As my friend Bill Korn says, these winds are usually accompanied by winter rainstorms, but we have had precious few of those. The current rainy season, which will end soon, is another bad one—just a few inches of mostly occasional showers and only one thorough wetting.

California is well on its way to becoming the next Atacama Desert, which is the world’s driest desert, clocking in at less than 3 mm of precipitation a year. That’s not even as big as one of my sneezes.

The Atacama Desert of Chile and Peru

When the weather starts getting hot, my allergies will gradually disappear. But then I’ll start complaining about the heat.

Vaccinated!

My Covid-19 Vaccination Card (with Date of Birth Obliterated)

Yesterday I finally got my second Pfizer Covid-19 second dose. As my doctor predicted, I came down this morning with a slight fever, some chills, and achy shoulders. I hated to think that I would die of the ’rona after all the quarantining I did over the last year. I went all the way out to Kaiser Permanente Hospital in Baldwin Park, where it all went down like clockwork.

Allergy

What It Looks Like When You Don’t Cover Up a Sneeze

When I was a child, I was an allergic mess. I would both look forward to and dread visits to my uncle and aunt, because they not only had a dog, but cats as well. My eyes would start to itch and swell up, I would sneeze, and I would constantly blow my nose into one of the two handkerchiefs I always had on my person. I even saw an allergist named Myron Weitz once a week for the better part of a year. He performed numerous scratch tests on me, indicating that I was allergic to tomatoes, oatmeal, tobacco, and a few other things. Then I would get a shot each week which was supposed to make me immune to allergens. It never did.

[DATA PROVIDED]:
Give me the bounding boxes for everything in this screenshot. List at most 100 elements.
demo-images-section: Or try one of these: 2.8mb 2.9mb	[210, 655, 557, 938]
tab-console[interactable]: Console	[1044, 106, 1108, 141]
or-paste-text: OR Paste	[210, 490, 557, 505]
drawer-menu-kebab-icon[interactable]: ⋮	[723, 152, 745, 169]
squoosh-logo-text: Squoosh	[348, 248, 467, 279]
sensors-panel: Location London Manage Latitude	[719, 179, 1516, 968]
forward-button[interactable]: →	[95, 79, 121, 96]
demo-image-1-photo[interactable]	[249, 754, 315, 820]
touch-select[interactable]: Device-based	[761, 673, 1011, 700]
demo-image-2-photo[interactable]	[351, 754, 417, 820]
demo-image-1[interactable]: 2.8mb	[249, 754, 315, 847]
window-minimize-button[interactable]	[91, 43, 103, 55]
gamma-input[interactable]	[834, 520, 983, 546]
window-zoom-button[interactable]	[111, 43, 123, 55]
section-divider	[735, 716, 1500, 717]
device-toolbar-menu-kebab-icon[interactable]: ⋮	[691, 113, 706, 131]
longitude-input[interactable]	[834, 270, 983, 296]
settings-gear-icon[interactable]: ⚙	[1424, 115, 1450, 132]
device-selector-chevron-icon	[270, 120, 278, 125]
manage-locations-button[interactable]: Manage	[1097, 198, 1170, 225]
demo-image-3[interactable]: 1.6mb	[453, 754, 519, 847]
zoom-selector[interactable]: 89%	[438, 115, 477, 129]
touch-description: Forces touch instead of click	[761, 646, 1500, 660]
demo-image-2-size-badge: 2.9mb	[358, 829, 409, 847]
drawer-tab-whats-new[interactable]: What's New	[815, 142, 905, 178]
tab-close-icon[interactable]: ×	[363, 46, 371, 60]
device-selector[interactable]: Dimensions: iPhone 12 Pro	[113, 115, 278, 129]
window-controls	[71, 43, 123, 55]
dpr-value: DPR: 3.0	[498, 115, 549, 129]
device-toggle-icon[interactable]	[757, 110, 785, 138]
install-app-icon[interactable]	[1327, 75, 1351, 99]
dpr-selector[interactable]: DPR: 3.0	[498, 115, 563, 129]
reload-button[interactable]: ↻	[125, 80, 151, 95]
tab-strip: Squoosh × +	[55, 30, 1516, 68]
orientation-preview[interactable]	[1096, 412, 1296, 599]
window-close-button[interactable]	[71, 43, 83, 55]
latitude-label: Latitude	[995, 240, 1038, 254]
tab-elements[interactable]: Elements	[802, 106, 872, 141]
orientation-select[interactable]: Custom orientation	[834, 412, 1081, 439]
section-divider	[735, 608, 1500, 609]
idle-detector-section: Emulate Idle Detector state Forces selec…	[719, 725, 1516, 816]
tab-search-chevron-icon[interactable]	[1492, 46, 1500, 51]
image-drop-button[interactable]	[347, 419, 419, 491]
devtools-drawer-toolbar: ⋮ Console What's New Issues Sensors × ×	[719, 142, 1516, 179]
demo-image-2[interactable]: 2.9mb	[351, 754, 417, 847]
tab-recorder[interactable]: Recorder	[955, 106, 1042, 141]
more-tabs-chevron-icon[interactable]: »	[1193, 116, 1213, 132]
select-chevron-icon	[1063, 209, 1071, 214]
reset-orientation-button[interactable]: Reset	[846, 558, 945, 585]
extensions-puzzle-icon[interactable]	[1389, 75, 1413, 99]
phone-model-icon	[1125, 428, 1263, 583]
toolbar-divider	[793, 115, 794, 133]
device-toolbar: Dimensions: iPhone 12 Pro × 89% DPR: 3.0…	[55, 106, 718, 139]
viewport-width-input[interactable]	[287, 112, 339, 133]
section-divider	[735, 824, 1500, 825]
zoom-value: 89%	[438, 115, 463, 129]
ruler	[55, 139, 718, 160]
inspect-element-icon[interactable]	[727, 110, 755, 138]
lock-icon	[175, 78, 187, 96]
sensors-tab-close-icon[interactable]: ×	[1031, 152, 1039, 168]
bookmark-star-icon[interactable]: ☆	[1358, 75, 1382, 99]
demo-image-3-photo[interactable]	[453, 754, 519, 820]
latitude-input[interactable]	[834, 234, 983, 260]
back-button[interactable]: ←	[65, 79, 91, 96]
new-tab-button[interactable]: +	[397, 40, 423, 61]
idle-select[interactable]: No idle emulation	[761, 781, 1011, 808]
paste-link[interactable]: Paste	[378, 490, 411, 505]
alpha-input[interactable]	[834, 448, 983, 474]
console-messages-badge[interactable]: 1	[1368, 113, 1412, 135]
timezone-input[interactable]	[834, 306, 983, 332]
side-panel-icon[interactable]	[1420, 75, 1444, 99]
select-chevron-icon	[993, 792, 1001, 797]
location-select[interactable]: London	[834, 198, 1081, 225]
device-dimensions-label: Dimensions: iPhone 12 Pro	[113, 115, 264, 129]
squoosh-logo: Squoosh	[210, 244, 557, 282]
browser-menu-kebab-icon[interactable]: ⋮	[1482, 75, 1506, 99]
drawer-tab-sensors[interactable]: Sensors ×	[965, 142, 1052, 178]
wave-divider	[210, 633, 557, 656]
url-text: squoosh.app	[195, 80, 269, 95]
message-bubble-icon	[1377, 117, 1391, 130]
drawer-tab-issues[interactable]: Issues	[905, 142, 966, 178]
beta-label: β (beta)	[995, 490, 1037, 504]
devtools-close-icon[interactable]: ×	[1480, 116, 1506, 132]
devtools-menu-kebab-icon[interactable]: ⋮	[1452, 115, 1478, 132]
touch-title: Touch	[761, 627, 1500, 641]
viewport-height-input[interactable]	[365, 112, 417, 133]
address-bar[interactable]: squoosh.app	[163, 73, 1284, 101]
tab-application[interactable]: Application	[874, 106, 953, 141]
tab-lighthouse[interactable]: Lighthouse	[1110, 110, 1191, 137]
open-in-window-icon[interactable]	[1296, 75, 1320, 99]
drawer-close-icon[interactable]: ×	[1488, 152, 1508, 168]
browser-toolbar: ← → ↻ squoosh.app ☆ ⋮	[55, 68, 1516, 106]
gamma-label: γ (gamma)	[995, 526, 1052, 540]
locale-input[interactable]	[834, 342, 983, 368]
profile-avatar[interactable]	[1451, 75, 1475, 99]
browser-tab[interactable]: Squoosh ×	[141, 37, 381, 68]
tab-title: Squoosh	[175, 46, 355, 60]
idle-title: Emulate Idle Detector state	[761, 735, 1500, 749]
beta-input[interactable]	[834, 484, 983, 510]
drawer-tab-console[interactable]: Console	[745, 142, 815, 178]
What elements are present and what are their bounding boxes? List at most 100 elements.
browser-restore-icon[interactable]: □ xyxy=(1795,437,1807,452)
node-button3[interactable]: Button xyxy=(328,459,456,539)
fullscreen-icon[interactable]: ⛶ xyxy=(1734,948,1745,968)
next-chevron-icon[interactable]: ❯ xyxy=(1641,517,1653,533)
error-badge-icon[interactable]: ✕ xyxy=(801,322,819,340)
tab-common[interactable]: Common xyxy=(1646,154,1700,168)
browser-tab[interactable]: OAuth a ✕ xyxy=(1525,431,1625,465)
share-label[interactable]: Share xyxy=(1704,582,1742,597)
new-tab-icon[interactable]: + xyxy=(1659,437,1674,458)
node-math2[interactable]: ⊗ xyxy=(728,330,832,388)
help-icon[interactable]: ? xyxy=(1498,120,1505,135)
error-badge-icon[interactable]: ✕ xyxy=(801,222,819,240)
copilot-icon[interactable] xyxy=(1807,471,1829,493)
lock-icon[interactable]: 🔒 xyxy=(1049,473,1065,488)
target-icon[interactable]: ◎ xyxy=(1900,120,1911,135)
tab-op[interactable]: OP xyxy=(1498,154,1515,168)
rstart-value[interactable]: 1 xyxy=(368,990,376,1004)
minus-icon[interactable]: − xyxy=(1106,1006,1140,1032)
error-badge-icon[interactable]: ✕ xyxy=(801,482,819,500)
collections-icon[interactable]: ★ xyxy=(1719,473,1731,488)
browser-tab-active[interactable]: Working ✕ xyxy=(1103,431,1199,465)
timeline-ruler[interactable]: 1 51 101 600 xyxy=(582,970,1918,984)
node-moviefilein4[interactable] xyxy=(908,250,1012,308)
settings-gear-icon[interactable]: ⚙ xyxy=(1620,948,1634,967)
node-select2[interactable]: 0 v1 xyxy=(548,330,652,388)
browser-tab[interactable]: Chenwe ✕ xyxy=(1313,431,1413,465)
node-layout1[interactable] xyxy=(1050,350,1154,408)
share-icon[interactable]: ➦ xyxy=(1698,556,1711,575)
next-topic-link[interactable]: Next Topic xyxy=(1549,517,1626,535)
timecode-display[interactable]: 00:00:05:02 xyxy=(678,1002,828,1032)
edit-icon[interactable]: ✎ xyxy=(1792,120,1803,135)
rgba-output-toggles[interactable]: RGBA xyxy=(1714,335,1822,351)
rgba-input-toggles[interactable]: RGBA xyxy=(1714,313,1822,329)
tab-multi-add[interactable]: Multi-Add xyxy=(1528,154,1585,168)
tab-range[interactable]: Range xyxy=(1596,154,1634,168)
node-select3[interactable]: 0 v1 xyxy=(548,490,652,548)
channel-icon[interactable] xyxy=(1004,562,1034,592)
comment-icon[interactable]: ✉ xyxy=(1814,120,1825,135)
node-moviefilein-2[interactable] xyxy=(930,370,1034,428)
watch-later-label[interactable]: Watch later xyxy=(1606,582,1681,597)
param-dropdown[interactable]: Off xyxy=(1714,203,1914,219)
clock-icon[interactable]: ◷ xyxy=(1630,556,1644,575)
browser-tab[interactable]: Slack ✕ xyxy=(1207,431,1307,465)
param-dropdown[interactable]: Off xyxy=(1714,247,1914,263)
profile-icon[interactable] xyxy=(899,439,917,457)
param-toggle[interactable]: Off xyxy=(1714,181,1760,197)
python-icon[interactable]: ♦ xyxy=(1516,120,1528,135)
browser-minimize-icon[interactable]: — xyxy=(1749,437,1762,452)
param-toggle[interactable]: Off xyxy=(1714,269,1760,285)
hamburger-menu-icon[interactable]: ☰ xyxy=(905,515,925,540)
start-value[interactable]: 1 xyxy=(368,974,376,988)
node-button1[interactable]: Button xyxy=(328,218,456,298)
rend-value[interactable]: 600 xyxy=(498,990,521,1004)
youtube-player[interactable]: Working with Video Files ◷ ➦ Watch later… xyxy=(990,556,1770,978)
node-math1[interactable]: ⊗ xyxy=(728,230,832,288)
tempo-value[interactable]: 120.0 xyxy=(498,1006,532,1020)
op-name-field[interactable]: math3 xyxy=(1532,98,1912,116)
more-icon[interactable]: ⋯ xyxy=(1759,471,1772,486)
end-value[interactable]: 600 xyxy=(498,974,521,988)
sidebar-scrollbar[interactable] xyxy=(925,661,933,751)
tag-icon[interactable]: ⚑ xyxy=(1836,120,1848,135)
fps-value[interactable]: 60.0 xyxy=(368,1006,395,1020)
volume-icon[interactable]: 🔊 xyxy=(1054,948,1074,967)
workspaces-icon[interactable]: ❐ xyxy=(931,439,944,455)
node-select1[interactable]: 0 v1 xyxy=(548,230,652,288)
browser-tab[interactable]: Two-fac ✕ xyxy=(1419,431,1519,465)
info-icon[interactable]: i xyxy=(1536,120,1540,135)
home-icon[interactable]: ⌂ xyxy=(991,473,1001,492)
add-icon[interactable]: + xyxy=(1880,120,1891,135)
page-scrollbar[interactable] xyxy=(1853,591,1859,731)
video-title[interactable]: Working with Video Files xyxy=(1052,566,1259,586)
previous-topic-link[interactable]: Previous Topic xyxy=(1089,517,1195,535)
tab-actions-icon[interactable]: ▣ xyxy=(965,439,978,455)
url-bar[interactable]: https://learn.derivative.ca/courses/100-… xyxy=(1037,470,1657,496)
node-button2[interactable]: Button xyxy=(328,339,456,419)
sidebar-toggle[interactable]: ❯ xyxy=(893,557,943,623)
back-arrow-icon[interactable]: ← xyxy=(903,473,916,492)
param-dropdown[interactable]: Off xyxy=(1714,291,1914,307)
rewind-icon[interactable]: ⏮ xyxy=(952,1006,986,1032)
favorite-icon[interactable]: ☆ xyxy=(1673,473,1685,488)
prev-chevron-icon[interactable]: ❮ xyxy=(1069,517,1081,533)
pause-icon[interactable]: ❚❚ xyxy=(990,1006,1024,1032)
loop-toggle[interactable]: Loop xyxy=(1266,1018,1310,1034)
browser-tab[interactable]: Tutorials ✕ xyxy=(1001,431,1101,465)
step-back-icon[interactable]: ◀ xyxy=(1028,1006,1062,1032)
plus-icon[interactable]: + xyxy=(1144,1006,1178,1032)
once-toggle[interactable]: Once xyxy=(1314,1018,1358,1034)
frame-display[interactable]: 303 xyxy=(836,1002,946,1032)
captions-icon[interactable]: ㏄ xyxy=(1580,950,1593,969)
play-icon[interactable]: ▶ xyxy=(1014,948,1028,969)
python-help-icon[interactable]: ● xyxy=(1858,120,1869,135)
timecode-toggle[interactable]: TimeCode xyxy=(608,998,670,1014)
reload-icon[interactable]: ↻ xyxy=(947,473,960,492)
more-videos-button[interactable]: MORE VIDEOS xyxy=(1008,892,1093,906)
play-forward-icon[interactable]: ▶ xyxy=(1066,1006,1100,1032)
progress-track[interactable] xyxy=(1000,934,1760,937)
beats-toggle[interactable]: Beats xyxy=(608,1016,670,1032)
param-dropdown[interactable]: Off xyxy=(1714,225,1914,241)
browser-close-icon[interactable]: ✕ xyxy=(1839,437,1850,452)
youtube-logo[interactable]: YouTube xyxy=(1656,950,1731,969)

[THINGS TO DO]:
1. According to the blog excerpt about allergies and vaccination, where did the writer go to get the second Pfizer dose?
2. Continue the blog excerpt about allergies and vaccination from its last sentence, in the same first-person voice.

[EXPECTED RESULTS]:
1. Kaiser Permanente Hospital in Baldwin Park.

2.
In the end, I think I was allergic to Cleveland. Once I moved to Southern California after graduating from college, my allergies lessened—especially after I learned to stay far away from cats. There was a time in the 1970s when I developed asthma and had to take a horrible medication called Tedral which kept me awake all hours.

Now I come down with allergic reactions for only a few days each year. Unfortunately, this is one of those times. Something is in bloom that disagrees with me. My nose is stuffed up, I’m sneezing, and my eyes feel as if I had sandpapered them. It could be that the winds are blowing something in from the desert. I just don’t know.

I checked the pollen reports, and supposedly there currently is no major threat. Yeah, but tell my nose and eyes that!

Living With Type 2 Diabetes

I Always Knew I Was Going to Become Diabetic

It seems that all the older people in my family were diabetic: my father, my mother, and even my great grandmother. Now even my younger brother is borderline.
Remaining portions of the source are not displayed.